→ EXERCISE DESCRIPTION
Can you restate the records below word for word?

→ EXERCISE MATERIALS

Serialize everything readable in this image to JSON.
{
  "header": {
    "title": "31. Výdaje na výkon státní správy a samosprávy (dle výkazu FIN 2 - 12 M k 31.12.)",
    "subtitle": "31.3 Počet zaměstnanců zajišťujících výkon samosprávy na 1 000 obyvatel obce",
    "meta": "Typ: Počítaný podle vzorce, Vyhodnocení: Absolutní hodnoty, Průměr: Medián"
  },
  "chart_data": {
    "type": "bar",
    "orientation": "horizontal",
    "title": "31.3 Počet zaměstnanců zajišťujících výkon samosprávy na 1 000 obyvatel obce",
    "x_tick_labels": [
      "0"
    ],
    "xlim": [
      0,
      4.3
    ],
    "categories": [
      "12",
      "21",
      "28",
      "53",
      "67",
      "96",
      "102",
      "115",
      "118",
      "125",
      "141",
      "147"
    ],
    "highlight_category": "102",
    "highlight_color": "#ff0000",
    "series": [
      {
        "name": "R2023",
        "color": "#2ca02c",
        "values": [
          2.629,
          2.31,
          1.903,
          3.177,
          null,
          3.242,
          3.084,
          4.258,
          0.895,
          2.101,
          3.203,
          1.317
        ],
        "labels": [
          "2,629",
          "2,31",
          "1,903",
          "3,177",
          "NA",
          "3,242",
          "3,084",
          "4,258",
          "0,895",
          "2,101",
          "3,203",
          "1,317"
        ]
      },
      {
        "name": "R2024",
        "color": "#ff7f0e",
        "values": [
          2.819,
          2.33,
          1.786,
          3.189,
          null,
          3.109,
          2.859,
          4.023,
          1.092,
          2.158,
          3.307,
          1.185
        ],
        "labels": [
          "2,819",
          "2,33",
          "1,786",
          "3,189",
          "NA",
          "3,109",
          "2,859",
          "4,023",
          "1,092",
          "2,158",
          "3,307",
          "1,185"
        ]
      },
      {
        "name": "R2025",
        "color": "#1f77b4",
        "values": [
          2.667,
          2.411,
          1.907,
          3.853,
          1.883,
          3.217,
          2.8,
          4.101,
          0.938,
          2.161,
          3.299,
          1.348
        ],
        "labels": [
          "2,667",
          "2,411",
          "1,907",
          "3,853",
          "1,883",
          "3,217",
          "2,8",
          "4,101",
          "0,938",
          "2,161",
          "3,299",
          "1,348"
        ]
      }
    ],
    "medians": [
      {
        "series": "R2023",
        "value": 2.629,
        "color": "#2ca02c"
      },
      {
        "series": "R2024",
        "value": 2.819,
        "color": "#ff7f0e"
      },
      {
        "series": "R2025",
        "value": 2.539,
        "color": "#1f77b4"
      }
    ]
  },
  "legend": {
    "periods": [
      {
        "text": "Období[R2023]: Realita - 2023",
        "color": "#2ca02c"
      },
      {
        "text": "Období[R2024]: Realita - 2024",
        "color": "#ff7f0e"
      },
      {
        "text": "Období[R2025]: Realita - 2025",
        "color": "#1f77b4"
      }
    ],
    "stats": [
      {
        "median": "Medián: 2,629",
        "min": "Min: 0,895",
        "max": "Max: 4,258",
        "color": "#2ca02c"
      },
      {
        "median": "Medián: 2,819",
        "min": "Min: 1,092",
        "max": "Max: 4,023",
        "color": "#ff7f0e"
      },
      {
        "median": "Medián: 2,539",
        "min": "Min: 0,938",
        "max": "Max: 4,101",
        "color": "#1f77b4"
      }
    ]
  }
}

→ TASK OUTPUT
Serialize everything readable in this image to JSON.
{
  "header": {
    "title": "31. Výdaje na výkon státní správy a samosprávy (dle výkazu FIN 2 - 12 M k 31.12.)",
    "subtitle": "31.3 Počet zaměstnanců zajišťujících výkon samosprávy na 1 000 obyvatel obce",
    "meta": "Typ: Počítaný podle vzorce, Vyhodnocení: Absolutní hodnoty, Průměr: Medián"
  },
  "chart_data": {
    "type": "bar",
    "orientation": "horizontal",
    "title": "31.3 Počet zaměstnanců zajišťujících výkon samosprávy na 1 000 obyvatel obce",
    "x_tick_labels": [
      "0"
    ],
    "xlim": [
      0,
      4.3
    ],
    "categories": [
      "12",
      "21",
      "28",
      "53",
      "67",
      "96",
      "102",
      "115",
      "118",
      "125",
      "141",
      "147"
    ],
    "highlight_category": "102",
    "highlight_color": "#ff0000",
    "series": [
      {
        "name": "R2023",
        "color": "#2ca02c",
        "values": [
          2.629,
          2.31,
          1.903,
          3.177,
          null,
          3.242,
          3.084,
          4.258,
          0.895,
          2.101,
          3.203,
          1.317
        ],
        "labels": [
          "2,629",
          "2,31",
          "1,903",
          "3,177",
          "NA",
          "3,242",
          "3,084",
          "4,258",
          "0,895",
          "2,101",
          "3,203",
          "1,317"
        ]
      },
      {
        "name": "R2024",
        "color": "#ff7f0e",
        "values": [
          2.819,
          2.33,
          1.786,
          3.189,
          null,
          3.109,
          2.859,
          4.023,
          1.092,
          2.158,
          3.307,
          1.185
        ],
        "labels": [
          "2,819",
          "2,33",
          "1,786",
          "3,189",
          "NA",
          "3,109",
          "2,859",
          "4,023",
          "1,092",
          "2,158",
          "3,307",
          "1,185"
        ]
      },
      {
        "name": "R2025",
        "color": "#1f77b4",
        "values": [
          2.667,
          2.411,
          1.907,
          3.853,
          1.883,
          3.217,
          2.8,
          4.101,
          0.938,
          2.161,
          3.299,
          1.348
        ],
        "labels": [
          "2,667",
          "2,411",
          "1,907",
          "3,853",
          "1,883",
          "3,217",
          "2,8",
          "4,101",
          "0,938",
          "2,161",
          "3,299",
          "1,348"
        ]
      }
    ],
    "medians": [
      {
        "series": "R2023",
        "value": 2.629,
        "color": "#2ca02c"
      },
      {
        "series": "R2024",
        "value": 2.819,
        "color": "#ff7f0e"
      },
      {
        "series": "R2025",
        "value": 2.539,
        "color": "#1f77b4"
      }
    ]
  },
  "legend": {
    "periods": [
      {
        "text": "Období[R2023]: Realita - 2023",
        "color": "#2ca02c"
      },
      {
        "text": "Období[R2024]: Realita - 2024",
        "color": "#ff7f0e"
      },
      {
        "text": "Období[R2025]: Realita - 2025",
        "color": "#1f77b4"
      }
    ],
    "stats": [
      {
        "median": "Medián: 2,629",
        "min": "Min: 0,895",
        "max": "Max: 4,258",
        "color": "#2ca02c"
      },
      {
        "median": "Medián: 2,819",
        "min": "Min: 1,092",
        "max": "Max: 4,023",
        "color": "#ff7f0e"
      },
      {
        "median": "Medián: 2,539",
        "min": "Min: 0,938",
        "max": "Max: 4,101",
        "color": "#1f77b4"
      }
    ]
  }
}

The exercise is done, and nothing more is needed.